**WORK REQUEST**
From the first record through the last, copy each one exactly.

Records from a collection:
Start of Block

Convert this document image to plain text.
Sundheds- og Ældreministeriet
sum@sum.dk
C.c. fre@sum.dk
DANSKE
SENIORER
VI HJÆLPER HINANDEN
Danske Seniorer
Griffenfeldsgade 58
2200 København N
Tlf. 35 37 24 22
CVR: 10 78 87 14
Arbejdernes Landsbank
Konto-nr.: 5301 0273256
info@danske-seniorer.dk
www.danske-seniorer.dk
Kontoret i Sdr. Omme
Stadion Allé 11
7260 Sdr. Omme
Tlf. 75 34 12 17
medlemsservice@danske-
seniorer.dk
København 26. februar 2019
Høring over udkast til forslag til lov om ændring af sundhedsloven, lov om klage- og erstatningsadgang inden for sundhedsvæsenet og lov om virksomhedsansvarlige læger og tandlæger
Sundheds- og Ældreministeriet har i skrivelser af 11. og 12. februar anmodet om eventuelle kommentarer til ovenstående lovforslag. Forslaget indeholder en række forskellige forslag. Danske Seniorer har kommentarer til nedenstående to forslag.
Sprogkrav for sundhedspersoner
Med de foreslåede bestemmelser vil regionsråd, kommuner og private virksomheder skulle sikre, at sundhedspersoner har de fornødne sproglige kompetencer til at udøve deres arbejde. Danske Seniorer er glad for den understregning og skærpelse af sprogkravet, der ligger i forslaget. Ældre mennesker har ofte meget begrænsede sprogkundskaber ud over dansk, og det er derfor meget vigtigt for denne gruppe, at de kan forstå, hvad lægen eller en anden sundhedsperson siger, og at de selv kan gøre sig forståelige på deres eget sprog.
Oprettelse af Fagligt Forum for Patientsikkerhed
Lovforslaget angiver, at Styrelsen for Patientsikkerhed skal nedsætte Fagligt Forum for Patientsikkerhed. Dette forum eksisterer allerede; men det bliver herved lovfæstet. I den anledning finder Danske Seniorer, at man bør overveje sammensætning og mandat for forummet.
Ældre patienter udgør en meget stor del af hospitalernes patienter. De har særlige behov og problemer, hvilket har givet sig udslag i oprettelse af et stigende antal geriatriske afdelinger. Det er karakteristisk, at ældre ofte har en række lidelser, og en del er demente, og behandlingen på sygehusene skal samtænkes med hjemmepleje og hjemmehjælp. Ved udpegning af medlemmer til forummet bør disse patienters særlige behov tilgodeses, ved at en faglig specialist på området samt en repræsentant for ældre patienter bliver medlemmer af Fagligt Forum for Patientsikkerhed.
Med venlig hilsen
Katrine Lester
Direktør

End of Block

**RESULT**
Convert this document image to plain text.
Sundheds- og Ældreministeriet
sum@sum.dk
C.c. fre@sum.dk
DANSKE
SENIORER
VI HJÆLPER HINANDEN
Danske Seniorer
Griffenfeldsgade 58
2200 København N
Tlf. 35 37 24 22
CVR: 10 78 87 14
Arbejdernes Landsbank
Konto-nr.: 5301 0273256
info@danske-seniorer.dk
www.danske-seniorer.dk
Kontoret i Sdr. Omme
Stadion Allé 11
7260 Sdr. Omme
Tlf. 75 34 12 17
medlemsservice@danske-
seniorer.dk
København 26. februar 2019
Høring over udkast til forslag til lov om ændring af sundhedsloven, lov om klage- og erstatningsadgang inden for sundhedsvæsenet og lov om virksomhedsansvarlige læger og tandlæger
Sundheds- og Ældreministeriet har i skrivelser af 11. og 12. februar anmodet om eventuelle kommentarer til ovenstående lovforslag. Forslaget indeholder en række forskellige forslag. Danske Seniorer har kommentarer til nedenstående to forslag.
Sprogkrav for sundhedspersoner
Med de foreslåede bestemmelser vil regionsråd, kommuner og private virksomheder skulle sikre, at sundhedspersoner har de fornødne sproglige kompetencer til at udøve deres arbejde. Danske Seniorer er glad for den understregning og skærpelse af sprogkravet, der ligger i forslaget. Ældre mennesker har ofte meget begrænsede sprogkundskaber ud over dansk, og det er derfor meget vigtigt for denne gruppe, at de kan forstå, hvad lægen eller en anden sundhedsperson siger, og at de selv kan gøre sig forståelige på deres eget sprog.
Oprettelse af Fagligt Forum for Patientsikkerhed
Lovforslaget angiver, at Styrelsen for Patientsikkerhed skal nedsætte Fagligt Forum for Patientsikkerhed. Dette forum eksisterer allerede; men det bliver herved lovfæstet. I den anledning finder Danske Seniorer, at man bør overveje sammensætning og mandat for forummet.
Ældre patienter udgør en meget stor del af hospitalernes patienter. De har særlige behov og problemer, hvilket har givet sig udslag i oprettelse af et stigende antal geriatriske afdelinger. Det er karakteristisk, at ældre ofte har en række lidelser, og en del er demente, og behandlingen på sygehusene skal samtænkes med hjemmepleje og hjemmehjælp. Ved udpegning af medlemmer til forummet bør disse patienters særlige behov tilgodeses, ved at en faglig specialist på området samt en repræsentant for ældre patienter bliver medlemmer af Fagligt Forum for Patientsikkerhed.
Med venlig hilsen
Katrine Lester
Direktør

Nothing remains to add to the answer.